## Problem statement
Restate the data exactly as given and keep the pictures out.

## The records
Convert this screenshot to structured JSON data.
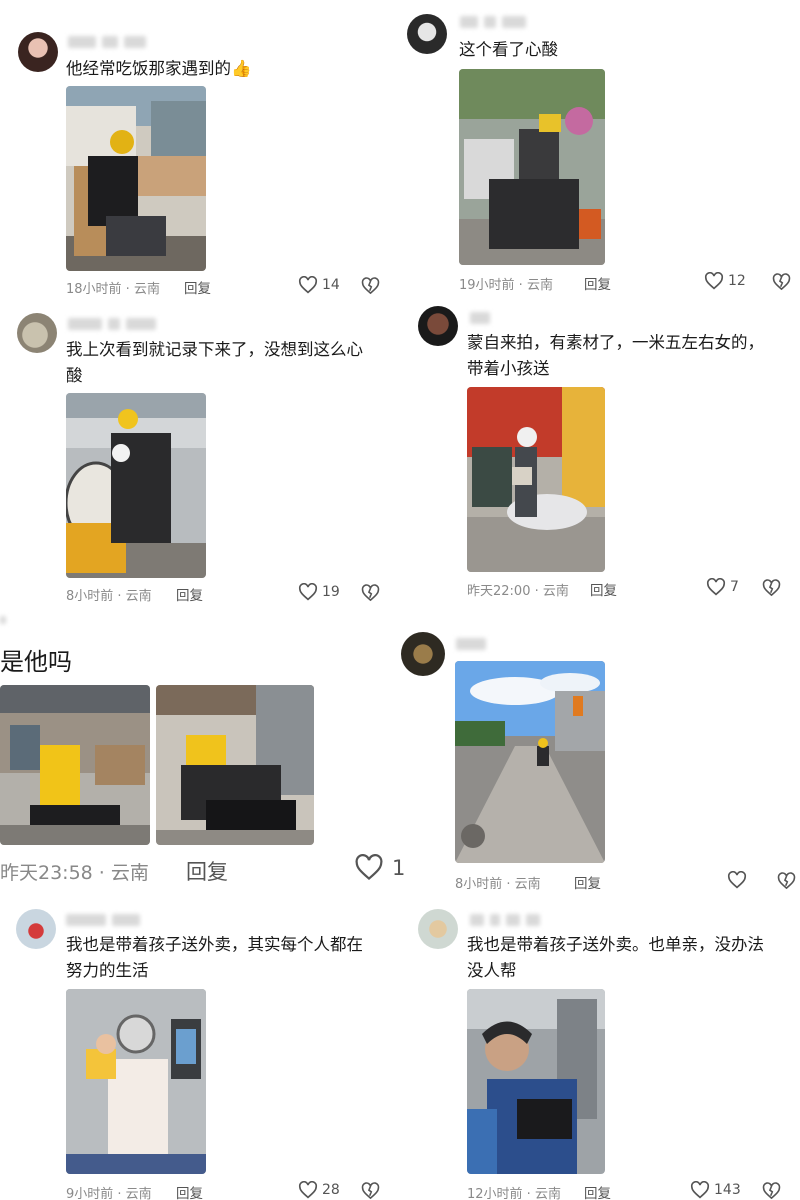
{
  "comments": [
    {
      "text": "他经常吃饭那家遇到的👍",
      "time": "18小时前 · 云南",
      "reply": "回复",
      "likes": "14"
    },
    {
      "text": "这个看了心酸",
      "time": "19小时前 · 云南",
      "reply": "回复",
      "likes": "12"
    },
    {
      "text": "我上次看到就记录下来了，没想到这么心酸",
      "time": "8小时前 · 云南",
      "reply": "回复",
      "likes": "19"
    },
    {
      "text": "蒙自来拍，有素材了，一米五左右女的，带着小孩送",
      "time": "昨天22:00 · 云南",
      "reply": "回复",
      "likes": "7"
    },
    {
      "text": "是他吗",
      "time": "昨天23:58 · 云南",
      "reply": "回复",
      "likes": "1"
    },
    {
      "text": "",
      "time": "8小时前 · 云南",
      "reply": "回复",
      "likes": ""
    },
    {
      "text": "我也是带着孩子送外卖，其实每个人都在努力的生活",
      "time": "9小时前 · 云南",
      "reply": "回复",
      "likes": "28"
    },
    {
      "text": "我也是带着孩子送外卖。也单亲，没办法没人帮",
      "time": "12小时前 · 云南",
      "reply": "回复",
      "likes": "143"
    }
  ],
  "icons": {
    "like": "heart-outline-icon",
    "dislike": "broken-heart-icon"
  },
  "colors": {
    "meta": "#8a8a8a",
    "delivery_yellow": "#f2c200",
    "sky": "#6aa7e8"
  }
}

## Written response
Convert this screenshot to structured JSON data.
{
  "comments": [
    {
      "text": "他经常吃饭那家遇到的👍",
      "time": "18小时前 · 云南",
      "reply": "回复",
      "likes": "14"
    },
    {
      "text": "这个看了心酸",
      "time": "19小时前 · 云南",
      "reply": "回复",
      "likes": "12"
    },
    {
      "text": "我上次看到就记录下来了，没想到这么心酸",
      "time": "8小时前 · 云南",
      "reply": "回复",
      "likes": "19"
    },
    {
      "text": "蒙自来拍，有素材了，一米五左右女的，带着小孩送",
      "time": "昨天22:00 · 云南",
      "reply": "回复",
      "likes": "7"
    },
    {
      "text": "是他吗",
      "time": "昨天23:58 · 云南",
      "reply": "回复",
      "likes": "1"
    },
    {
      "text": "",
      "time": "8小时前 · 云南",
      "reply": "回复",
      "likes": ""
    },
    {
      "text": "我也是带着孩子送外卖，其实每个人都在努力的生活",
      "time": "9小时前 · 云南",
      "reply": "回复",
      "likes": "28"
    },
    {
      "text": "我也是带着孩子送外卖。也单亲，没办法没人帮",
      "time": "12小时前 · 云南",
      "reply": "回复",
      "likes": "143"
    }
  ],
  "icons": {
    "like": "heart-outline-icon",
    "dislike": "broken-heart-icon"
  },
  "colors": {
    "meta": "#8a8a8a",
    "delivery_yellow": "#f2c200",
    "sky": "#6aa7e8"
  }
}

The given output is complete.